### Problem to solve
Using the entries below, transcribe exactly the line containing "Convert this chart" and each line that follows it to the end.

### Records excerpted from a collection
┄┄┄┄┄┄┄┄┄┄

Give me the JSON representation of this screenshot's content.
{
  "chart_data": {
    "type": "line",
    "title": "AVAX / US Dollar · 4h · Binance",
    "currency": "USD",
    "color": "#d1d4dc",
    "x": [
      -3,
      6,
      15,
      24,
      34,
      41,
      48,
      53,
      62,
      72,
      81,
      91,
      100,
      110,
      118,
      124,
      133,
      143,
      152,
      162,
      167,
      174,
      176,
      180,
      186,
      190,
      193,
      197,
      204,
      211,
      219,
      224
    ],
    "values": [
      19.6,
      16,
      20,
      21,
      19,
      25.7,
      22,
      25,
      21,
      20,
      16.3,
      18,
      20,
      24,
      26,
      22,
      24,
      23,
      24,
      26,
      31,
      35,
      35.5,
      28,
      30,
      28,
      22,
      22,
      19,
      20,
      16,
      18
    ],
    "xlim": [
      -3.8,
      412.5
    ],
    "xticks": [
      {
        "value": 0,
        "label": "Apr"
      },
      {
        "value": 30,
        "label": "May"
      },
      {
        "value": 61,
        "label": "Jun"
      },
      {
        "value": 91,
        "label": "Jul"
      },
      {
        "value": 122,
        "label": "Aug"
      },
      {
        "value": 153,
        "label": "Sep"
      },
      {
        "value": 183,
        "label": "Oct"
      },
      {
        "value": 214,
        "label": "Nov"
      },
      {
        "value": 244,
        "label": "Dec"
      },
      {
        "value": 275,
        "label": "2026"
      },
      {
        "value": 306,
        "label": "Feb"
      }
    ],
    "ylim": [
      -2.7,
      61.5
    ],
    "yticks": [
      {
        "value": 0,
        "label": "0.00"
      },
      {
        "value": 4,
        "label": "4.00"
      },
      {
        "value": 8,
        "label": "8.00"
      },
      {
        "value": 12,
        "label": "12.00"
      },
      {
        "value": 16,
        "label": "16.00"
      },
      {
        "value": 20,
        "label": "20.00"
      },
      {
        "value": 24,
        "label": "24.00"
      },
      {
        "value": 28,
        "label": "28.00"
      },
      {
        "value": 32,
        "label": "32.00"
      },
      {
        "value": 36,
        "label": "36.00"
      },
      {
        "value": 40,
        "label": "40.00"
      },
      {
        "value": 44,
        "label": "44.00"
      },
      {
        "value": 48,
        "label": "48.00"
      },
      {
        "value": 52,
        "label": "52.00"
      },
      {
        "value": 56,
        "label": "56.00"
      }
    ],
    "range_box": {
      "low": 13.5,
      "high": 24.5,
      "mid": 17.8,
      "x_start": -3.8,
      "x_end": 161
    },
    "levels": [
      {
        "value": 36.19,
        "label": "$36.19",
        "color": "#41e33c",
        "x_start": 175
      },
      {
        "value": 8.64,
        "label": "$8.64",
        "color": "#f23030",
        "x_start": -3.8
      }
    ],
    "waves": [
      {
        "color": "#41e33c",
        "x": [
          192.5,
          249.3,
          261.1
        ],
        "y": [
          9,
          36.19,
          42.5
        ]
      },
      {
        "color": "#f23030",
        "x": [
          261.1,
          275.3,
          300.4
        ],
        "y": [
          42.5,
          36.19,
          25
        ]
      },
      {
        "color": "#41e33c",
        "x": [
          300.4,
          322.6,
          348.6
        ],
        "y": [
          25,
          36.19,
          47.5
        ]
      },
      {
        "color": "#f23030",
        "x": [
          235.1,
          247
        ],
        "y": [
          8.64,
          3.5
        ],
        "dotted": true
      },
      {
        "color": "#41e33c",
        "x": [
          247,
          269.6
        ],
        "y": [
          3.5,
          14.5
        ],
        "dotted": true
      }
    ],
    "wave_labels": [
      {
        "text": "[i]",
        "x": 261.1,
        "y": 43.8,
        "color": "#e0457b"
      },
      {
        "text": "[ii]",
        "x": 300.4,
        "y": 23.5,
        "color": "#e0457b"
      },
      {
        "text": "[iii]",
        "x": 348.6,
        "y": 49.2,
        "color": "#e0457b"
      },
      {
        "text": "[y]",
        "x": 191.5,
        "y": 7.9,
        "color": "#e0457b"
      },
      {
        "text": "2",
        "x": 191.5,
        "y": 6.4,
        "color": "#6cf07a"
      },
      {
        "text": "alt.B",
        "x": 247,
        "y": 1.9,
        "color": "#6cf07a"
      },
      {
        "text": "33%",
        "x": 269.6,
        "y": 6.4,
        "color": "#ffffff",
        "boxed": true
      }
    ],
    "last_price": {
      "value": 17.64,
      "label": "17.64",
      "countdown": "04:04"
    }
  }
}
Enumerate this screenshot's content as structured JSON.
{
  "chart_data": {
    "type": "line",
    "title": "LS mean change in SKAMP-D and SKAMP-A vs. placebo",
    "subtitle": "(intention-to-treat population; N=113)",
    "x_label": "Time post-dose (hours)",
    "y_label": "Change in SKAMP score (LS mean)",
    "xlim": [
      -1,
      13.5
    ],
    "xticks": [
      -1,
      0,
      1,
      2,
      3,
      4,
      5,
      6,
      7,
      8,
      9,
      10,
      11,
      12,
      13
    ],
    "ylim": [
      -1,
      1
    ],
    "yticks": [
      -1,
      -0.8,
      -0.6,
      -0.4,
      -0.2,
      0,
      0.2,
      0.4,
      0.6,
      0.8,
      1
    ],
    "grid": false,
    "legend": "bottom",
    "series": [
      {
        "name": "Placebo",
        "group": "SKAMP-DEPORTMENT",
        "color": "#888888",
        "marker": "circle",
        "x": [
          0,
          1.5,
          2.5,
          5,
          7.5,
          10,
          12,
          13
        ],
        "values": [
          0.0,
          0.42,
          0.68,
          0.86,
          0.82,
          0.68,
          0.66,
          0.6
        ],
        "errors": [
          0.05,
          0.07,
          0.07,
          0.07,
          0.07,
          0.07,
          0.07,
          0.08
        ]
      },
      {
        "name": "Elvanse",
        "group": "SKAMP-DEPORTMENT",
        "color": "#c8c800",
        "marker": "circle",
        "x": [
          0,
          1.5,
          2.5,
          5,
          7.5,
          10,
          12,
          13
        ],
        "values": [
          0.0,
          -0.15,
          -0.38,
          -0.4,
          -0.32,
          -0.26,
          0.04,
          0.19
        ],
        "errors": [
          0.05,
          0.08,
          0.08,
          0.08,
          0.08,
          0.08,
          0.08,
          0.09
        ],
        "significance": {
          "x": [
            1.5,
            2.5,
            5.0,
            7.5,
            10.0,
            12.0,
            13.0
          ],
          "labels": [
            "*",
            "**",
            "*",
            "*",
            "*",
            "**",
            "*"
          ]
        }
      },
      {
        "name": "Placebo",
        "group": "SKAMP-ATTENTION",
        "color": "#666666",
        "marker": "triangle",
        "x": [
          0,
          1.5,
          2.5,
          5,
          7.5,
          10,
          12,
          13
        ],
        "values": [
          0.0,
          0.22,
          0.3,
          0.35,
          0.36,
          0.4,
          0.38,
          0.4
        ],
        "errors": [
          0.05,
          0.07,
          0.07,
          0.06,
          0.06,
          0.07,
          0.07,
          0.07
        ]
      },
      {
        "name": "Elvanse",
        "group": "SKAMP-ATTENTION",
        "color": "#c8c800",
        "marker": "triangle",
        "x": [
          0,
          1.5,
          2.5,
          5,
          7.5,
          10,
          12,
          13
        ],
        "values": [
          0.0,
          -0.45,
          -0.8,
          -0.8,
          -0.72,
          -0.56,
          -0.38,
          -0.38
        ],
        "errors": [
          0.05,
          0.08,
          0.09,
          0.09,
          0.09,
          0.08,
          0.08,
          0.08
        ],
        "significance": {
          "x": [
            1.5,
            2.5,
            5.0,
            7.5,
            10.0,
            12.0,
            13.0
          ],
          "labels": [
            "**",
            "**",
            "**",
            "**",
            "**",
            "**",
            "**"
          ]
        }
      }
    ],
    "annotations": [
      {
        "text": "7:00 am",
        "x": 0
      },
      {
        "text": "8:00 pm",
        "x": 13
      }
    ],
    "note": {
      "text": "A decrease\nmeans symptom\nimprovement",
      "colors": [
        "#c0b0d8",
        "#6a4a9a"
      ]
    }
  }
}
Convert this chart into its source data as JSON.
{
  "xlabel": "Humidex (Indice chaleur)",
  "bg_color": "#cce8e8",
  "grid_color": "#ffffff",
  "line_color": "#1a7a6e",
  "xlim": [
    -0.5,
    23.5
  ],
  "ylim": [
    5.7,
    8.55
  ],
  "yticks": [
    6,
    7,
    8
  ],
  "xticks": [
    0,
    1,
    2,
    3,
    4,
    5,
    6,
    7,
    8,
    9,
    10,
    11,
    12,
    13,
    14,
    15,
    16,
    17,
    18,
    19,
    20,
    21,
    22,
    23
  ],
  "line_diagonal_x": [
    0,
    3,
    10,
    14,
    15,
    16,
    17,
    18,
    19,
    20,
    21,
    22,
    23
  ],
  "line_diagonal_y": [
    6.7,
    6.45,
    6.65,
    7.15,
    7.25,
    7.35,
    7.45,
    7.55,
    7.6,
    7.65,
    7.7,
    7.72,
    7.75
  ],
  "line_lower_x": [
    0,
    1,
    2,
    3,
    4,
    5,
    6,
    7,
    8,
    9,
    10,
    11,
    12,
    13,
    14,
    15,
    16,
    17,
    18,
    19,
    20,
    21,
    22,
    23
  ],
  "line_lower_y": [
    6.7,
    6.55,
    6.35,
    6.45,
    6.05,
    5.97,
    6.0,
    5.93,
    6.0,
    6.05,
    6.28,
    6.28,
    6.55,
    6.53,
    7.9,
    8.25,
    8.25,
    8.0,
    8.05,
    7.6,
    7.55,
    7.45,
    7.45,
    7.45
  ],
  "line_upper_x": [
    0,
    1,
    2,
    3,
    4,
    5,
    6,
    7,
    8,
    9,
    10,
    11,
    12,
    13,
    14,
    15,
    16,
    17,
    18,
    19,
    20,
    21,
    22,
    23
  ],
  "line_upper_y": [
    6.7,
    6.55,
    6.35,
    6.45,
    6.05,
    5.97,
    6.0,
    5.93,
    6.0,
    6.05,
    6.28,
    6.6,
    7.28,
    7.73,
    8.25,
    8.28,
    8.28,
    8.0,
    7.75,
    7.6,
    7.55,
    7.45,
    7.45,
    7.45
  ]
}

┄┄┄┄┄┄┄┄┄┄

### Answer to this exercise
Convert this chart into its source data as JSON.
{
  "xlabel": "Humidex (Indice chaleur)",
  "bg_color": "#cce8e8",
  "grid_color": "#ffffff",
  "line_color": "#1a7a6e",
  "xlim": [
    -0.5,
    23.5
  ],
  "ylim": [
    5.7,
    8.55
  ],
  "yticks": [
    6,
    7,
    8
  ],
  "xticks": [
    0,
    1,
    2,
    3,
    4,
    5,
    6,
    7,
    8,
    9,
    10,
    11,
    12,
    13,
    14,
    15,
    16,
    17,
    18,
    19,
    20,
    21,
    22,
    23
  ],
  "line_diagonal_x": [
    0,
    3,
    10,
    14,
    15,
    16,
    17,
    18,
    19,
    20,
    21,
    22,
    23
  ],
  "line_diagonal_y": [
    6.7,
    6.45,
    6.65,
    7.15,
    7.25,
    7.35,
    7.45,
    7.55,
    7.6,
    7.65,
    7.7,
    7.72,
    7.75
  ],
  "line_lower_x": [
    0,
    1,
    2,
    3,
    4,
    5,
    6,
    7,
    8,
    9,
    10,
    11,
    12,
    13,
    14,
    15,
    16,
    17,
    18,
    19,
    20,
    21,
    22,
    23
  ],
  "line_lower_y": [
    6.7,
    6.55,
    6.35,
    6.45,
    6.05,
    5.97,
    6.0,
    5.93,
    6.0,
    6.05,
    6.28,
    6.28,
    6.55,
    6.53,
    7.9,
    8.25,
    8.25,
    8.0,
    8.05,
    7.6,
    7.55,
    7.45,
    7.45,
    7.45
  ],
  "line_upper_x": [
    0,
    1,
    2,
    3,
    4,
    5,
    6,
    7,
    8,
    9,
    10,
    11,
    12,
    13,
    14,
    15,
    16,
    17,
    18,
    19,
    20,
    21,
    22,
    23
  ],
  "line_upper_y": [
    6.7,
    6.55,
    6.35,
    6.45,
    6.05,
    5.97,
    6.0,
    5.93,
    6.0,
    6.05,
    6.28,
    6.6,
    7.28,
    7.73,
    8.25,
    8.28,
    8.28,
    8.0,
    7.75,
    7.6,
    7.55,
    7.45,
    7.45,
    7.45
  ]
}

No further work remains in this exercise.